Data entries
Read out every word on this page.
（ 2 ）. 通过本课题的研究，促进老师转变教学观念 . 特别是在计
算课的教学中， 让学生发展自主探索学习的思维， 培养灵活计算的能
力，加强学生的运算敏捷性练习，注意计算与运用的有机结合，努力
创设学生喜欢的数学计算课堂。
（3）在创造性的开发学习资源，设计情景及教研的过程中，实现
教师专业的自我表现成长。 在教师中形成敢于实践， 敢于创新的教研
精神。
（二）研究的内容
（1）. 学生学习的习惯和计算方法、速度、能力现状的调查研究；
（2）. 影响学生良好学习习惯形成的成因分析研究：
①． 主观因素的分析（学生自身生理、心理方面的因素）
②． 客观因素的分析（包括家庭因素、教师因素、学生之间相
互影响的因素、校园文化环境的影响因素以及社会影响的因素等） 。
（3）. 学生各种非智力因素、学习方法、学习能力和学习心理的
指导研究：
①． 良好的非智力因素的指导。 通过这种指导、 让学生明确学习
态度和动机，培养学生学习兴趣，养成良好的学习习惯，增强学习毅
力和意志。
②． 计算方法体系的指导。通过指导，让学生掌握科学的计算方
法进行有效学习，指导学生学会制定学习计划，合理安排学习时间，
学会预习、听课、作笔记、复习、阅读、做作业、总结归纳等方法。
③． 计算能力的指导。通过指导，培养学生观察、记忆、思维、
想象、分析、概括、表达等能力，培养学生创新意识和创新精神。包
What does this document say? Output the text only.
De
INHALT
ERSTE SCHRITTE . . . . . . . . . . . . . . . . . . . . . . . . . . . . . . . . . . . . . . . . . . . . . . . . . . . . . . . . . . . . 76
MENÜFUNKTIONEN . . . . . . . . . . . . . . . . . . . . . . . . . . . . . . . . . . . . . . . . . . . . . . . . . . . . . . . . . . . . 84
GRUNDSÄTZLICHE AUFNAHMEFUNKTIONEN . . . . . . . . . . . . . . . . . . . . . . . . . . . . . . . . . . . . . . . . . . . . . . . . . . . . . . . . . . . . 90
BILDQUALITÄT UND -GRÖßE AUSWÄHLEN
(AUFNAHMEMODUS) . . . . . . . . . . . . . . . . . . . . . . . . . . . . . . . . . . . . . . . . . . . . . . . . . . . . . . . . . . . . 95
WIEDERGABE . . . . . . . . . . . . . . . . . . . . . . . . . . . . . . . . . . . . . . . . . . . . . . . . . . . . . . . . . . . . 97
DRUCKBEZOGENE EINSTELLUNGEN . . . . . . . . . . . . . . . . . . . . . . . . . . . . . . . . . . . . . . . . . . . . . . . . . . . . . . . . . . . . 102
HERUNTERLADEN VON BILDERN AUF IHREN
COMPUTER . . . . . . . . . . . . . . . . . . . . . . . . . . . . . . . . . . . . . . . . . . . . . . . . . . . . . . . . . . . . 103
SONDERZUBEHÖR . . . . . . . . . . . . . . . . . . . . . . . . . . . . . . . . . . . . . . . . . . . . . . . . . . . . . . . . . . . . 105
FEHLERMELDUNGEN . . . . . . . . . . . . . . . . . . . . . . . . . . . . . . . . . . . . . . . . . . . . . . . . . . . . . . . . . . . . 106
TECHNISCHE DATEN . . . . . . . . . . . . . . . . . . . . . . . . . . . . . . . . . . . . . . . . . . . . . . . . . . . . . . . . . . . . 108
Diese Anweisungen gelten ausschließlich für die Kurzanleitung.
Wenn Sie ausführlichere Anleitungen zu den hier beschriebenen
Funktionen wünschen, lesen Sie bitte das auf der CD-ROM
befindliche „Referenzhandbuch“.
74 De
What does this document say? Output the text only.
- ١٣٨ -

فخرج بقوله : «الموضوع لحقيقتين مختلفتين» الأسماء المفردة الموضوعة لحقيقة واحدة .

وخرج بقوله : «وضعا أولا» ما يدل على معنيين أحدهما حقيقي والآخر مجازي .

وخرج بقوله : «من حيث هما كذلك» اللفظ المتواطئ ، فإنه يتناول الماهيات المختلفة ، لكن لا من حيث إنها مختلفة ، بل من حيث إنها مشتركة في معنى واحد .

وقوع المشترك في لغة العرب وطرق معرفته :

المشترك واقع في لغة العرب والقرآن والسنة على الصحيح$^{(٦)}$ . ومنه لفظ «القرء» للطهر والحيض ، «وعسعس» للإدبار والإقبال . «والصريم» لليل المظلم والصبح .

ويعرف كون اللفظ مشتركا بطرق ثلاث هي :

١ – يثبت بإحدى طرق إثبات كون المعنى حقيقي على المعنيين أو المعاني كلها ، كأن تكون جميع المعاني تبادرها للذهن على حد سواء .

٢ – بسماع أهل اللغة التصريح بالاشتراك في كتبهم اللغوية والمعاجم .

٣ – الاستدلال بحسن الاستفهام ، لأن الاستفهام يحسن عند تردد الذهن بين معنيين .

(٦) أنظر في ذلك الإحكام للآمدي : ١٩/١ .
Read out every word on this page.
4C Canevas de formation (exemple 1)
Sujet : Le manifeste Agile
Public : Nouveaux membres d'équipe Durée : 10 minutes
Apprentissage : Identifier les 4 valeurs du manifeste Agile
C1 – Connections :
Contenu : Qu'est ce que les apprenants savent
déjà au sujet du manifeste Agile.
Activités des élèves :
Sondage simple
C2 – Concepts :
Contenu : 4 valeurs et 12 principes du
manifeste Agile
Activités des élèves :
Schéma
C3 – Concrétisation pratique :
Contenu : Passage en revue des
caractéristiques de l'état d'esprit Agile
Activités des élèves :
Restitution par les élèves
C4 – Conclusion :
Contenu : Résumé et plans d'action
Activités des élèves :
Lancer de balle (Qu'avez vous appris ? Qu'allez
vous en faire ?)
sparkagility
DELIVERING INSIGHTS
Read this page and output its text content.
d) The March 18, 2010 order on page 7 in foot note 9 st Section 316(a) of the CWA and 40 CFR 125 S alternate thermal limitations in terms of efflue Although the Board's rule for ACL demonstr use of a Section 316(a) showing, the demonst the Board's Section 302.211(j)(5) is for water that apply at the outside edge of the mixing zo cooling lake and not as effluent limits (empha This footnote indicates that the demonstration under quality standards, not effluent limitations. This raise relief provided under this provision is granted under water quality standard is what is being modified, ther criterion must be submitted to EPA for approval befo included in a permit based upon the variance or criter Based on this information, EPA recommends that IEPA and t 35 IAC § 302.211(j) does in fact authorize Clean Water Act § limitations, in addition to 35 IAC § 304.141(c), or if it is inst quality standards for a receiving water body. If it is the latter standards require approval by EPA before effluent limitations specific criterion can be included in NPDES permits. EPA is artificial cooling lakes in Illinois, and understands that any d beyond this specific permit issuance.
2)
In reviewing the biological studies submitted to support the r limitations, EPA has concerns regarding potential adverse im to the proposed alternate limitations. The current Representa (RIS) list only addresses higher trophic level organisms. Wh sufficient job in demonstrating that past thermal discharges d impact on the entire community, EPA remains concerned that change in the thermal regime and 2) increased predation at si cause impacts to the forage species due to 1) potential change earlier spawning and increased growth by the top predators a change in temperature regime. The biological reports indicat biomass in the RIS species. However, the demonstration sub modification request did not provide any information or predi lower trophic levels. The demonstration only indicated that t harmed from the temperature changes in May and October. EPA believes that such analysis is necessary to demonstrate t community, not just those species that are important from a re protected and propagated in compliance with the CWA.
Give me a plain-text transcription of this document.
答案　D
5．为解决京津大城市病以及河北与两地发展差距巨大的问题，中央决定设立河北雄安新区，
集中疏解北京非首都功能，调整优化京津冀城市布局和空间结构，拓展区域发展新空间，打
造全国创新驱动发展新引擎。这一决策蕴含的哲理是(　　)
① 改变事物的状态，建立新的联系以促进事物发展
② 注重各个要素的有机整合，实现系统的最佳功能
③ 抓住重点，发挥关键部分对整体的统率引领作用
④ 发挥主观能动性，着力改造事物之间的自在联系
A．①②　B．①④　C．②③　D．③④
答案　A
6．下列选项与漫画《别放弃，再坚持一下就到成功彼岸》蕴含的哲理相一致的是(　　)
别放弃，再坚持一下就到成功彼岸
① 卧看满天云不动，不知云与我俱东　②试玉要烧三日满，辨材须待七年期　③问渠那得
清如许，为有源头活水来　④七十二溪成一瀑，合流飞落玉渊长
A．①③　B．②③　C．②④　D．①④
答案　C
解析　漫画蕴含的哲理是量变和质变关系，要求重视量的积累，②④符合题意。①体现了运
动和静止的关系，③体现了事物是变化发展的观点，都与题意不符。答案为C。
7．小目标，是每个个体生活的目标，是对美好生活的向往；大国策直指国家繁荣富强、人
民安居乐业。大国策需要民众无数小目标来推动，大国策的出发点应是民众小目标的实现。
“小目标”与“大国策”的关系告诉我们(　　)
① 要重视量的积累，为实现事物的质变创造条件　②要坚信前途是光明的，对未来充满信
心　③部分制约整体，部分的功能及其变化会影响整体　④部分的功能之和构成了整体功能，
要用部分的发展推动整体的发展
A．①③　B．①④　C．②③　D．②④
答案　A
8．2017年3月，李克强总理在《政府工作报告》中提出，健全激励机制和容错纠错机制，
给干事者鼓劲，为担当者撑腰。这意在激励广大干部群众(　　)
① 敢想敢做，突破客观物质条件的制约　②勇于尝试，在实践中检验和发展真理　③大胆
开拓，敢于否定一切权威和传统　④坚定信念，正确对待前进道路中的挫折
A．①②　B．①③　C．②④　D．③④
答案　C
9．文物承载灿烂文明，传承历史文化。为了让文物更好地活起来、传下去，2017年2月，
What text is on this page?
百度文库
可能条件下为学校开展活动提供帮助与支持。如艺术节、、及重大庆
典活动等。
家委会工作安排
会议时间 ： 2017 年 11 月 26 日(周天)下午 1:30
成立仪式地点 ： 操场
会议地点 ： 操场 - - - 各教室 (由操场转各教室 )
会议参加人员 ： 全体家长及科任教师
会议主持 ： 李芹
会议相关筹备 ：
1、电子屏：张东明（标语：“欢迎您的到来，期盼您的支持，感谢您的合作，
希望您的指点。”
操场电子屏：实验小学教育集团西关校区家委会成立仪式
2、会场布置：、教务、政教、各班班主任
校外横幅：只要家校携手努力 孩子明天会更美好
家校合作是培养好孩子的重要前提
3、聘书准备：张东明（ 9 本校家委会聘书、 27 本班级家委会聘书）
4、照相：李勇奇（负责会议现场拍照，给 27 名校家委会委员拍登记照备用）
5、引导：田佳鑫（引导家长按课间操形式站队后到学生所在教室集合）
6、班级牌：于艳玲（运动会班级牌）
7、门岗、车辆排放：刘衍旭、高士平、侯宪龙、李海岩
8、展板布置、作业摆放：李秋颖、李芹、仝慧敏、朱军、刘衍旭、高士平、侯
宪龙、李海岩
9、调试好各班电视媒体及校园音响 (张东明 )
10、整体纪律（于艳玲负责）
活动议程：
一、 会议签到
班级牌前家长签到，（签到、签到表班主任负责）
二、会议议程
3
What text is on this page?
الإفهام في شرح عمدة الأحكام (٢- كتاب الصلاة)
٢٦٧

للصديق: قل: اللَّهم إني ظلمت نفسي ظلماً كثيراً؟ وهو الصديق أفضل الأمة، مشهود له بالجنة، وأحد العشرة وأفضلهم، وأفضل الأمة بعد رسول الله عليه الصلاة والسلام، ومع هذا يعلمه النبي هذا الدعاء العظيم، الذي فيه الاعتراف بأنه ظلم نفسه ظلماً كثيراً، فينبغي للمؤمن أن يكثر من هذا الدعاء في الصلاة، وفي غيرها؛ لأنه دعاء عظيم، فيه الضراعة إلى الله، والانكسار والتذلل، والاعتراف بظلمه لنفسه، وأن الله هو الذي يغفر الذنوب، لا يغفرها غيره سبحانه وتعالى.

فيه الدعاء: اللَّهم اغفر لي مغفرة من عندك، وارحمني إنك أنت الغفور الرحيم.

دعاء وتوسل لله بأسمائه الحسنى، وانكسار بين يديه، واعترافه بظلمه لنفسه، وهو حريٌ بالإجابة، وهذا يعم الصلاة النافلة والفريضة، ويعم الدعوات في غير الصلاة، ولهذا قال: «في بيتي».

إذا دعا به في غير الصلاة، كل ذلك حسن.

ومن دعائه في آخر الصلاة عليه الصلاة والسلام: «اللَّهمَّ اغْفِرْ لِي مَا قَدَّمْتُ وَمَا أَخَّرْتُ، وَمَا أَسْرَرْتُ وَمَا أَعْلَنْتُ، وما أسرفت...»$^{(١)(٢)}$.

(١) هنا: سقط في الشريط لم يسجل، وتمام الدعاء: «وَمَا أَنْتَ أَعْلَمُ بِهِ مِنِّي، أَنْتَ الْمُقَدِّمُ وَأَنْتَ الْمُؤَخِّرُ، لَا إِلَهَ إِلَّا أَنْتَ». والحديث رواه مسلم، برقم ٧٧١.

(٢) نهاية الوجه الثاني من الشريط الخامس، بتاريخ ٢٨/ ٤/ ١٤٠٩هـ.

*EXERCISE*
Where does the word "valeurs" appear in the listing? List each line that holds it.

*COMPLETE OUTPUT*
Apprentissage : Identifier les 4 valeurs du manifeste Agile
Contenu : 4 valeurs et 12 principes du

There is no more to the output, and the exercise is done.